- [Exercise requirements]
Find each line with "exercício" and copy it.

- [Provided data]

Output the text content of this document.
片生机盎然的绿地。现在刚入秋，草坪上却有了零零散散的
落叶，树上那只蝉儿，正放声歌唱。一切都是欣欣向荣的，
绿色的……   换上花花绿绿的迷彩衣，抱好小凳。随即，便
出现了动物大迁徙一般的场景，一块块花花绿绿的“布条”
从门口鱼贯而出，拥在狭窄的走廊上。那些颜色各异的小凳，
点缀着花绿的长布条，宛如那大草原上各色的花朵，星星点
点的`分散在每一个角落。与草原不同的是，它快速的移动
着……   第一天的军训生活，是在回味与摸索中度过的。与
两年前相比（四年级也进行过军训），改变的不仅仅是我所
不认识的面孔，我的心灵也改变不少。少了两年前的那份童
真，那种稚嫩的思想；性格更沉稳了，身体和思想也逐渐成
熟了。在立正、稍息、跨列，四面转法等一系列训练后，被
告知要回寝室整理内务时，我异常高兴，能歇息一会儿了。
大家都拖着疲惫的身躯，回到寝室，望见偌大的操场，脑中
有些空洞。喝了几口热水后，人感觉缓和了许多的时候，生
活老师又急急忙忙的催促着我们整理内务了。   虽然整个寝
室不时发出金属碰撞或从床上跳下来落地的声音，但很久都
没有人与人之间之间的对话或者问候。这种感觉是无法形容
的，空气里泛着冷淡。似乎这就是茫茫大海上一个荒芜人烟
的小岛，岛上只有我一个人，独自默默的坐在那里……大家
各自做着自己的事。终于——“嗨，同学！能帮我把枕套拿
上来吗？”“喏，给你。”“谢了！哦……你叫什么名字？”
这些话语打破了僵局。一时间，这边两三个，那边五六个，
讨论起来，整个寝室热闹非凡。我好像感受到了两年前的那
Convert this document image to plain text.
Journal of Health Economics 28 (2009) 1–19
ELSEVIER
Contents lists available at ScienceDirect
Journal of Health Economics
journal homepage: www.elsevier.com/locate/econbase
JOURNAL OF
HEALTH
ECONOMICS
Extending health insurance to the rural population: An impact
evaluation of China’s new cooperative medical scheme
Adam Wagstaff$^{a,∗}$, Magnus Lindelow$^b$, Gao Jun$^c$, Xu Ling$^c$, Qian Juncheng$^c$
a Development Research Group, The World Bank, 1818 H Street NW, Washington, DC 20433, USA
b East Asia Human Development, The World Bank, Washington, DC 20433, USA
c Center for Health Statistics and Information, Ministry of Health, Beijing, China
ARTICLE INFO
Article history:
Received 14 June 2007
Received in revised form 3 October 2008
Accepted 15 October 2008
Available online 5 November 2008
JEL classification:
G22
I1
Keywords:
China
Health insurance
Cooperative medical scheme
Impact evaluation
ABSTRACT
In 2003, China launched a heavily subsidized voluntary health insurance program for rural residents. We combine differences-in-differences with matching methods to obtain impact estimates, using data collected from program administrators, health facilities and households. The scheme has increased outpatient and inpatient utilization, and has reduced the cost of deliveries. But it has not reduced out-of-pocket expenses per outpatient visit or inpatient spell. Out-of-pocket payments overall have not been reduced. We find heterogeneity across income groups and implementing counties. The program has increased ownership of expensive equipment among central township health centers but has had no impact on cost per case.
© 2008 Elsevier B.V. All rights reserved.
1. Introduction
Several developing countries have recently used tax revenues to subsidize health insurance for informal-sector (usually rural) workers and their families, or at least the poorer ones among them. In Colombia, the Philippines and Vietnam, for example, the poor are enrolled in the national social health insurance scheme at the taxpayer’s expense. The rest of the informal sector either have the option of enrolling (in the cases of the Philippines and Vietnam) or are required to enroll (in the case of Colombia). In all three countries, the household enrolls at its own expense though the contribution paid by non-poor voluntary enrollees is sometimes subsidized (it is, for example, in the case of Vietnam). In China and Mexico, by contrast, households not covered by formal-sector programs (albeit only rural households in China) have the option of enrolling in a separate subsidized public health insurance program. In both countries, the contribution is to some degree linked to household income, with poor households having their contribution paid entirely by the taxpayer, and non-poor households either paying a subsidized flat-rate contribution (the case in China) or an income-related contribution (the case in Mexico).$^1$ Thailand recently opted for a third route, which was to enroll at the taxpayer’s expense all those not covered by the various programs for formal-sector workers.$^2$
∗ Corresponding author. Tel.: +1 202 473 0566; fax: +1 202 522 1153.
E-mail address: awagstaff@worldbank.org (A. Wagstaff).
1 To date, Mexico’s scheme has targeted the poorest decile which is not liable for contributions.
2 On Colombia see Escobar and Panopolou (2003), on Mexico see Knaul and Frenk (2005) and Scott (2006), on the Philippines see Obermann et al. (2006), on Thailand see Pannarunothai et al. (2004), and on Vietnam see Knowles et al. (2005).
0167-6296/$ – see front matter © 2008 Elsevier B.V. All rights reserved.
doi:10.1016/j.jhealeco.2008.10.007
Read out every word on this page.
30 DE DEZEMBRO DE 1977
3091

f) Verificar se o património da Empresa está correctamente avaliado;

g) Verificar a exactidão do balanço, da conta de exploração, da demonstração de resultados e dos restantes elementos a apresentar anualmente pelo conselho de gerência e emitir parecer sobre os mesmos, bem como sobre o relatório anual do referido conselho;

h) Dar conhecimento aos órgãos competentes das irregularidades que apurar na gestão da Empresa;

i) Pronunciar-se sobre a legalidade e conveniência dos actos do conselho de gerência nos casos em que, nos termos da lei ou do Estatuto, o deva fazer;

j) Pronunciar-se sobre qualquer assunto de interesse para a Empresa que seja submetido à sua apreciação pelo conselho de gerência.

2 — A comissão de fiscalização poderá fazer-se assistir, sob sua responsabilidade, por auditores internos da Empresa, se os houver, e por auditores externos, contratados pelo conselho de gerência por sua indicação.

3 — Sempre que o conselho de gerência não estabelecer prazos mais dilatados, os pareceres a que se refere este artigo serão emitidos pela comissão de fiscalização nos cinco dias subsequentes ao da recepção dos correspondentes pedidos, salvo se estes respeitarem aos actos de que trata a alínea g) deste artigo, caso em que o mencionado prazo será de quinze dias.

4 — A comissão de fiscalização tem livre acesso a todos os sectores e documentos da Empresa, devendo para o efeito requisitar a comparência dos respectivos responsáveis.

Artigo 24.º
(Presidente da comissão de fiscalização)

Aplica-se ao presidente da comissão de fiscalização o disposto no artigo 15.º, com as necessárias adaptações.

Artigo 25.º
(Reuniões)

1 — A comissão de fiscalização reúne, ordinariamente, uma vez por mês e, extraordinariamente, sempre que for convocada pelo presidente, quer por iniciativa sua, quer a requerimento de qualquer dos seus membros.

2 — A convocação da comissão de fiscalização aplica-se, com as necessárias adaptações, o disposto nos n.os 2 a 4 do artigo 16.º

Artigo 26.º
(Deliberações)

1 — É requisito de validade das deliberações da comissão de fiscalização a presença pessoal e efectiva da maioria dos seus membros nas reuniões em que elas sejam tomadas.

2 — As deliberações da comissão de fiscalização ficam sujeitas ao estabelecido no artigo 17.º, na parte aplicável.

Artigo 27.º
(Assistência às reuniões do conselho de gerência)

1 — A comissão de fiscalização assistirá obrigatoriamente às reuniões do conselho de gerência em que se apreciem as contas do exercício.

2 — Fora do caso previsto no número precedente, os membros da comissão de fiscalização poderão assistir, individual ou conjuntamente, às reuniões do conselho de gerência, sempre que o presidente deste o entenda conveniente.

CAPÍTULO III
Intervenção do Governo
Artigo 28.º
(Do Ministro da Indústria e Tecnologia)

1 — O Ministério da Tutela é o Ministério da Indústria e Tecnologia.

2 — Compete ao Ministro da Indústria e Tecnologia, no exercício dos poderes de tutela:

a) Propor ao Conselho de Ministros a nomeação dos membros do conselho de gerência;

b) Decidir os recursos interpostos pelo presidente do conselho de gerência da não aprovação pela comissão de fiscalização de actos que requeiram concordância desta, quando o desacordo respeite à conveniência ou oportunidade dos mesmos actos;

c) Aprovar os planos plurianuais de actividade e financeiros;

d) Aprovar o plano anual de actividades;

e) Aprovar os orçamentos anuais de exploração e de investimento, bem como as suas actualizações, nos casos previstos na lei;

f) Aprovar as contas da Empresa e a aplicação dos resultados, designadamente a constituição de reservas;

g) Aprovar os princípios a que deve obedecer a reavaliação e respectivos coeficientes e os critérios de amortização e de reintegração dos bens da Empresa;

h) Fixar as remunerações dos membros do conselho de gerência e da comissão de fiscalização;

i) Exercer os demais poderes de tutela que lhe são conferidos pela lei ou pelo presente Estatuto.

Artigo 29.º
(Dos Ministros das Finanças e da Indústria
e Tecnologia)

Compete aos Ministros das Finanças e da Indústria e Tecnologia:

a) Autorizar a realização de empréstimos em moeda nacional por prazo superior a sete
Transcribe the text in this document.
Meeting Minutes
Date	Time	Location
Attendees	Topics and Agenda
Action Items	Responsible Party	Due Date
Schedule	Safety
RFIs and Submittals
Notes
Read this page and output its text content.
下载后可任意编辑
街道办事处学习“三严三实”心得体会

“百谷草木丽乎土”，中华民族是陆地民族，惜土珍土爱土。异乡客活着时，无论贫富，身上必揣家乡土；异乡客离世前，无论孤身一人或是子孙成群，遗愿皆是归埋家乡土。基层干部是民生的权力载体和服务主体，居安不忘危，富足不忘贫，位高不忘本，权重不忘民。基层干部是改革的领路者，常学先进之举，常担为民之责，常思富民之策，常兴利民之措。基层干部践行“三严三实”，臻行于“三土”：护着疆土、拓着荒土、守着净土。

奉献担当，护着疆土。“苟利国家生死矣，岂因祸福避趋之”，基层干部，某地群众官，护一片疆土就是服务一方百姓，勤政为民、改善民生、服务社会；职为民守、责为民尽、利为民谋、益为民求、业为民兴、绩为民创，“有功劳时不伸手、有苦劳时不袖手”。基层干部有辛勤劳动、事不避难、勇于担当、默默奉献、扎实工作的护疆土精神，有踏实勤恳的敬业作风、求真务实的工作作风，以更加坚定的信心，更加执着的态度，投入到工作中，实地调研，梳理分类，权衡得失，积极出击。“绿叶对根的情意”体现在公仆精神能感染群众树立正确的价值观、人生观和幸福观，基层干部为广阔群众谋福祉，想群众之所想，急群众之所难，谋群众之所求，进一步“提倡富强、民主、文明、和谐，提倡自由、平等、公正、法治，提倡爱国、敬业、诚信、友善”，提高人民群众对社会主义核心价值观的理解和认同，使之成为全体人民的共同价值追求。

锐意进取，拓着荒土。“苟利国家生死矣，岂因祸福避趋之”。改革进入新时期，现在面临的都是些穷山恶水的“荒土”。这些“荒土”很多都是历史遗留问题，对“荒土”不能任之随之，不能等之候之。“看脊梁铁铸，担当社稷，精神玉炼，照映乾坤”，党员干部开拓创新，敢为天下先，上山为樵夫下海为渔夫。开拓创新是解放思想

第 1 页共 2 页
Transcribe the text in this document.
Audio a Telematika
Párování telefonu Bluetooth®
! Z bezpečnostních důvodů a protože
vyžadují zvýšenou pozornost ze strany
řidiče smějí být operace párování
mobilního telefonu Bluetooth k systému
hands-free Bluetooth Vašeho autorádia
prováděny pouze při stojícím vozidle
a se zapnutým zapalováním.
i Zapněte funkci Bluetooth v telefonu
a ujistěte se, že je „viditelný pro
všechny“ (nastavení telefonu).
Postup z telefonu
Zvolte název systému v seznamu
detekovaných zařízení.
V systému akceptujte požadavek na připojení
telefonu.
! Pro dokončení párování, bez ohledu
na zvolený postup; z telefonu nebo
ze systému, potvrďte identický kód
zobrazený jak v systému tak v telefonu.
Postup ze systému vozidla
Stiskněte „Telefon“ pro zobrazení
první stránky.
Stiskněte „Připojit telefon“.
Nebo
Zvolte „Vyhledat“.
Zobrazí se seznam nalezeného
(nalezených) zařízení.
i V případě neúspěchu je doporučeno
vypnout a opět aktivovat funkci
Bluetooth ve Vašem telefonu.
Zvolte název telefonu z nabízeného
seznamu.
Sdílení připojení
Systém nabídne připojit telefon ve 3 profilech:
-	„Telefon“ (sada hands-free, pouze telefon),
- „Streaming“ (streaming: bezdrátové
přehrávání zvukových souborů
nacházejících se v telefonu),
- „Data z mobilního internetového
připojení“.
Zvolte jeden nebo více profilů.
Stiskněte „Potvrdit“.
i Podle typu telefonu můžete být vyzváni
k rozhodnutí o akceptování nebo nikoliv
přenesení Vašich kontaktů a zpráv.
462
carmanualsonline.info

- [Output for this task]
1 — A comissão de fiscalização assistirá obrigatoriamente às reuniões do conselho de gerência em que se apreciem as contas do exercício.
2 — Compete ao Ministro da Indústria e Tecnologia, no exercício dos poderes de tutela:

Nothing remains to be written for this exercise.